=== Written task ===
In your copy, include every line of the listing below exactly but none of the pictures.

=== Supplied entries ===
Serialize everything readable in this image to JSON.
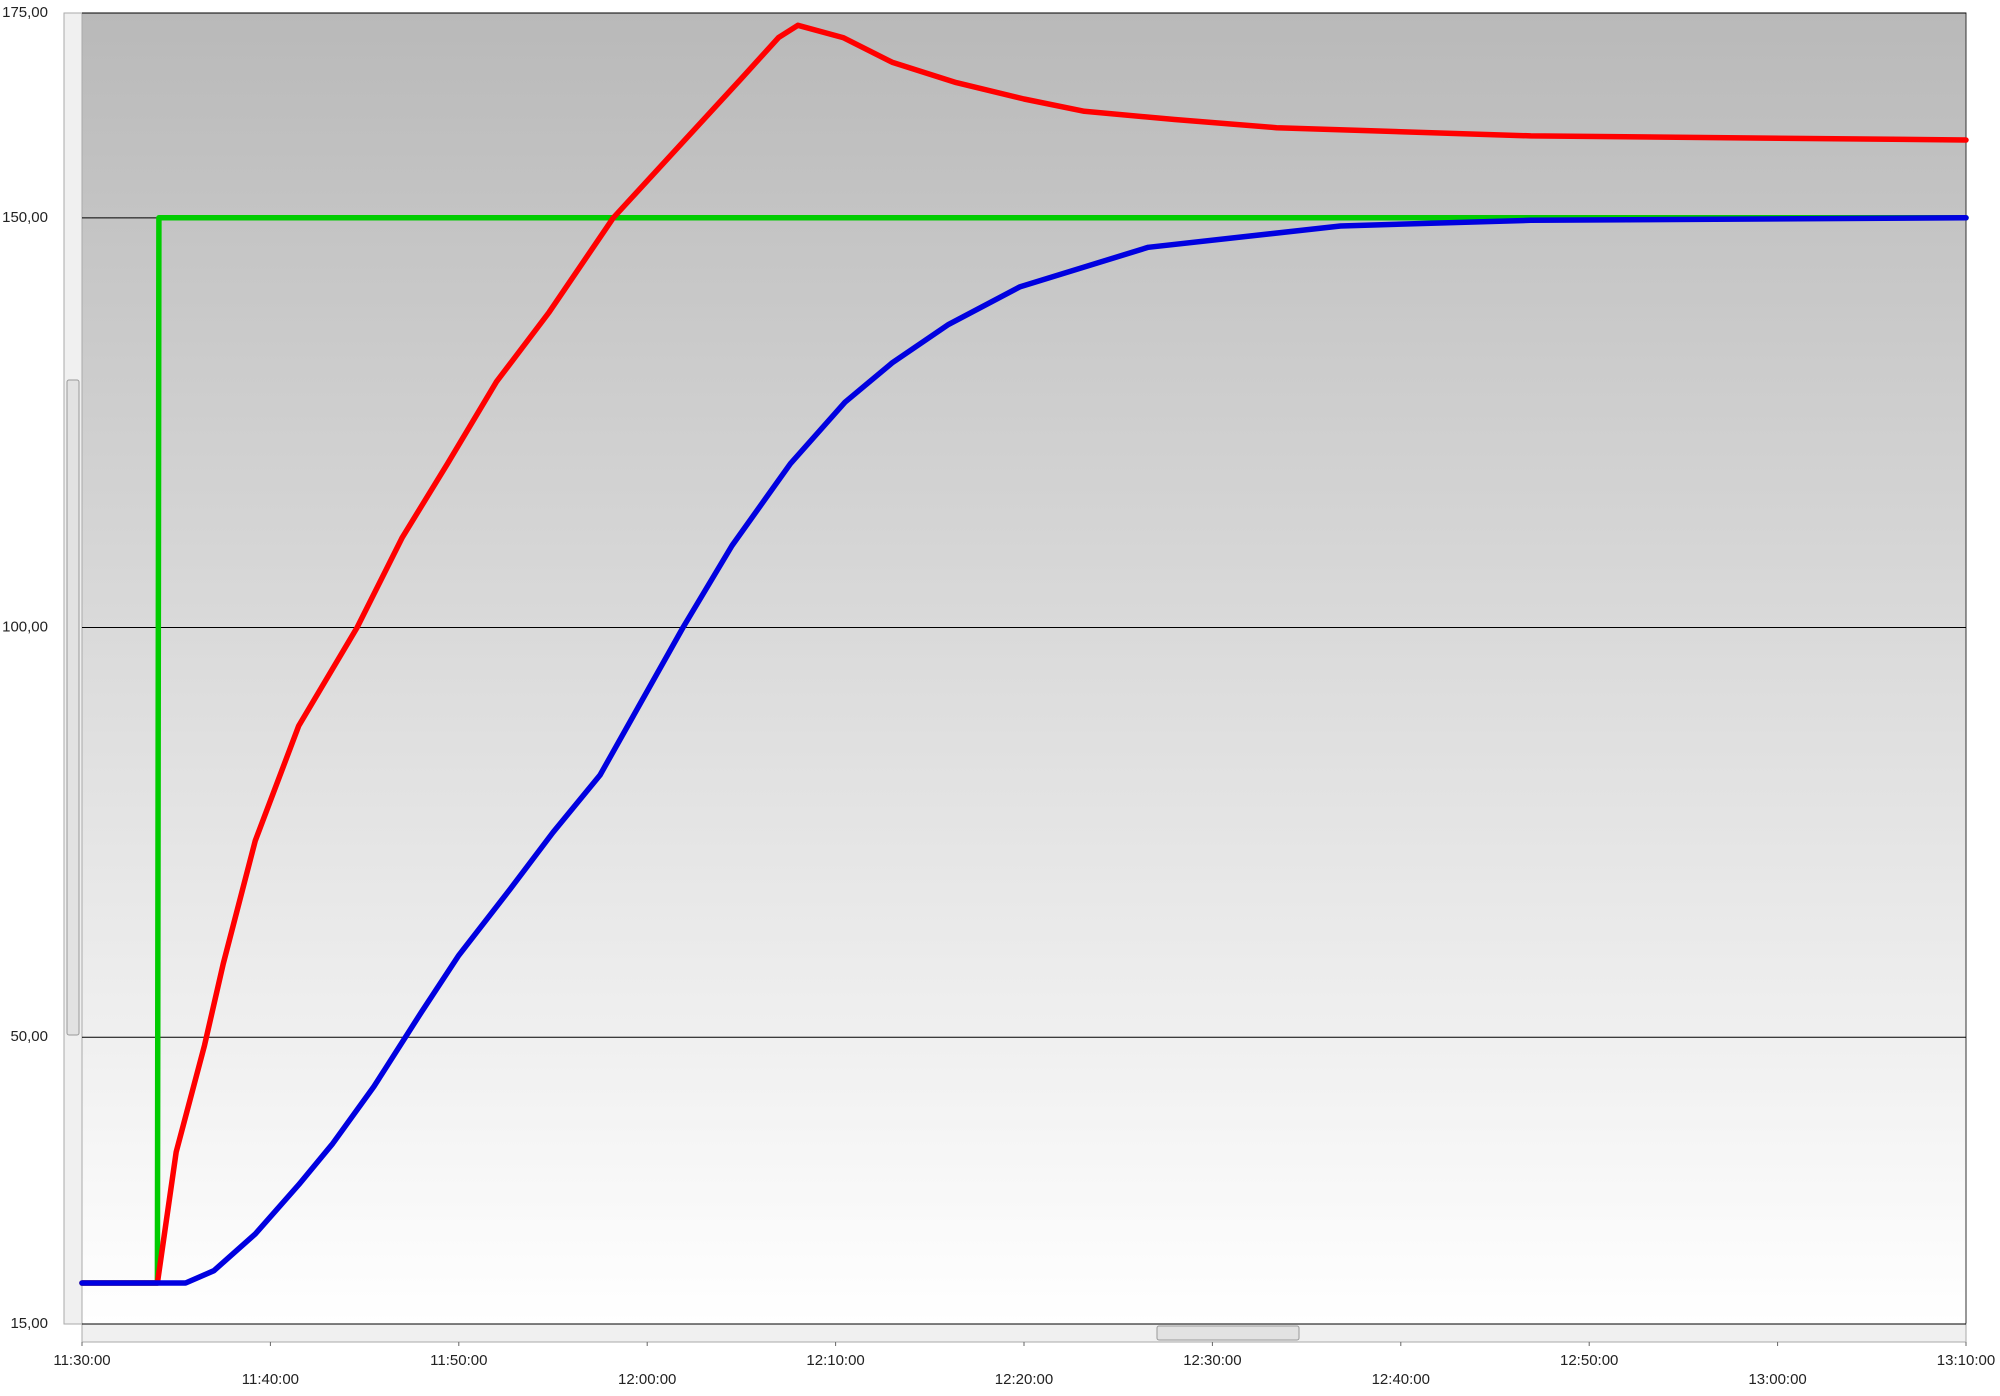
{
  "chart_data": {
    "type": "line",
    "xlim": [
      "11:30:00",
      "13:10:00"
    ],
    "xticks": [
      "11:30:00",
      "11:40:00",
      "11:50:00",
      "12:00:00",
      "12:10:00",
      "12:20:00",
      "12:30:00",
      "12:40:00",
      "12:50:00",
      "13:00:00",
      "13:10:00"
    ],
    "ylim": [
      15,
      175
    ],
    "yticks": [
      {
        "value": 15,
        "label": "15,00"
      },
      {
        "value": 50,
        "label": "50,00"
      },
      {
        "value": 100,
        "label": "100,00"
      },
      {
        "value": 150,
        "label": "150,00"
      },
      {
        "value": 175,
        "label": "175,00"
      }
    ],
    "grid": true,
    "series": [
      {
        "color": "#00cc00",
        "x": [
          "11:30:00",
          "11:34:00",
          "11:34:05",
          "13:10:00"
        ],
        "values": [
          20,
          20,
          150,
          150
        ]
      },
      {
        "color": "#ff0000",
        "x": [
          "11:30:00",
          "11:34:00",
          "11:35:00",
          "11:36:30",
          "11:37:30",
          "11:39:12",
          "11:41:30",
          "11:44:36",
          "11:47:00",
          "11:49:24",
          "11:52:00",
          "11:54:48",
          "11:58:12",
          "12:02:12",
          "12:05:00",
          "12:06:58",
          "12:08:00",
          "12:10:24",
          "12:13:00",
          "12:16:24",
          "12:20:00",
          "12:23:12",
          "12:28:00",
          "12:33:24",
          "12:46:54",
          "13:10:00"
        ],
        "values": [
          20,
          20,
          36,
          49,
          59,
          74,
          88,
          100,
          111,
          120,
          130,
          138.5,
          150,
          160,
          167,
          172,
          173.5,
          172,
          169,
          166.5,
          164.5,
          163,
          162,
          161,
          160,
          159.5
        ]
      },
      {
        "color": "#0000e0",
        "x": [
          "11:30:00",
          "11:35:30",
          "11:37:00",
          "11:39:12",
          "11:41:30",
          "11:43:18",
          "11:45:30",
          "11:48:00",
          "11:50:00",
          "11:52:42",
          "11:55:00",
          "11:57:30",
          "12:01:54",
          "12:04:30",
          "12:07:36",
          "12:10:30",
          "12:13:00",
          "12:16:00",
          "12:19:48",
          "12:26:36",
          "12:36:48",
          "12:46:54",
          "13:10:00"
        ],
        "values": [
          20,
          20,
          21.5,
          26,
          32,
          37,
          44,
          53,
          60,
          68,
          75,
          82,
          100,
          110,
          120,
          127.5,
          132.3,
          137,
          141.6,
          146.4,
          149,
          149.7,
          150
        ]
      }
    ]
  }
}
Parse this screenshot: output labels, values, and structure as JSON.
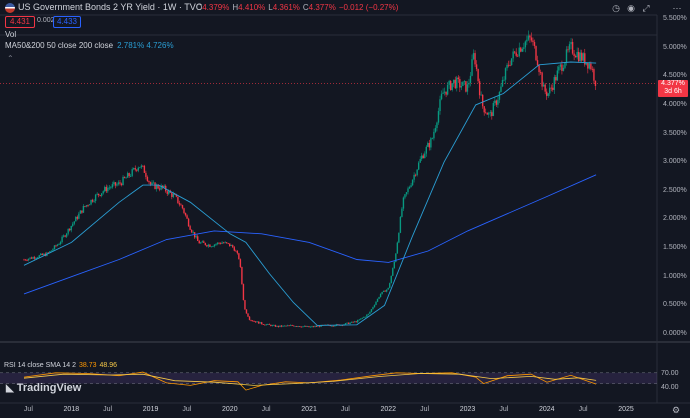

=== Exercise solution ===
Serialize everything readable in this image to JSON.
{
  "chart_data": {
    "type": "line",
    "xlim": [
      "11:30:00",
      "13:10:00"
    ],
    "xticks": [
      "11:30:00",
      "11:40:00",
      "11:50:00",
      "12:00:00",
      "12:10:00",
      "12:20:00",
      "12:30:00",
      "12:40:00",
      "12:50:00",
      "13:00:00",
      "13:10:00"
    ],
    "ylim": [
      15,
      175
    ],
    "yticks": [
      {
        "value": 15,
        "label": "15,00"
      },
      {
        "value": 50,
        "label": "50,00"
      },
      {
        "value": 100,
        "label": "100,00"
      },
      {
        "value": 150,
        "label": "150,00"
      },
      {
        "value": 175,
        "label": "175,00"
      }
    ],
    "grid": true,
    "series": [
      {
        "color": "#00cc00",
        "x": [
          "11:30:00",
          "11:34:00",
          "11:34:05",
          "13:10:00"
        ],
        "values": [
          20,
          20,
          150,
          150
        ]
      },
      {
        "color": "#ff0000",
        "x": [
          "11:30:00",
          "11:34:00",
          "11:35:00",
          "11:36:30",
          "11:37:30",
          "11:39:12",
          "11:41:30",
          "11:44:36",
          "11:47:00",
          "11:49:24",
          "11:52:00",
          "11:54:48",
          "11:58:12",
          "12:02:12",
          "12:05:00",
          "12:06:58",
          "12:08:00",
          "12:10:24",
          "12:13:00",
          "12:16:24",
          "12:20:00",
          "12:23:12",
          "12:28:00",
          "12:33:24",
          "12:46:54",
          "13:10:00"
        ],
        "values": [
          20,
          20,
          36,
          49,
          59,
          74,
          88,
          100,
          111,
          120,
          130,
          138.5,
          150,
          160,
          167,
          172,
          173.5,
          172,
          169,
          166.5,
          164.5,
          163,
          162,
          161,
          160,
          159.5
        ]
      },
      {
        "color": "#0000e0",
        "x": [
          "11:30:00",
          "11:35:30",
          "11:37:00",
          "11:39:12",
          "11:41:30",
          "11:43:18",
          "11:45:30",
          "11:48:00",
          "11:50:00",
          "11:52:42",
          "11:55:00",
          "11:57:30",
          "12:01:54",
          "12:04:30",
          "12:07:36",
          "12:10:30",
          "12:13:00",
          "12:16:00",
          "12:19:48",
          "12:26:36",
          "12:36:48",
          "12:46:54",
          "13:10:00"
        ],
        "values": [
          20,
          20,
          21.5,
          26,
          32,
          37,
          44,
          53,
          60,
          68,
          75,
          82,
          100,
          110,
          120,
          127.5,
          132.3,
          137,
          141.6,
          146.4,
          149,
          149.7,
          150
        ]
      }
    ]
  }
}
Parse this screenshot: output labels, values, and structure as JSON.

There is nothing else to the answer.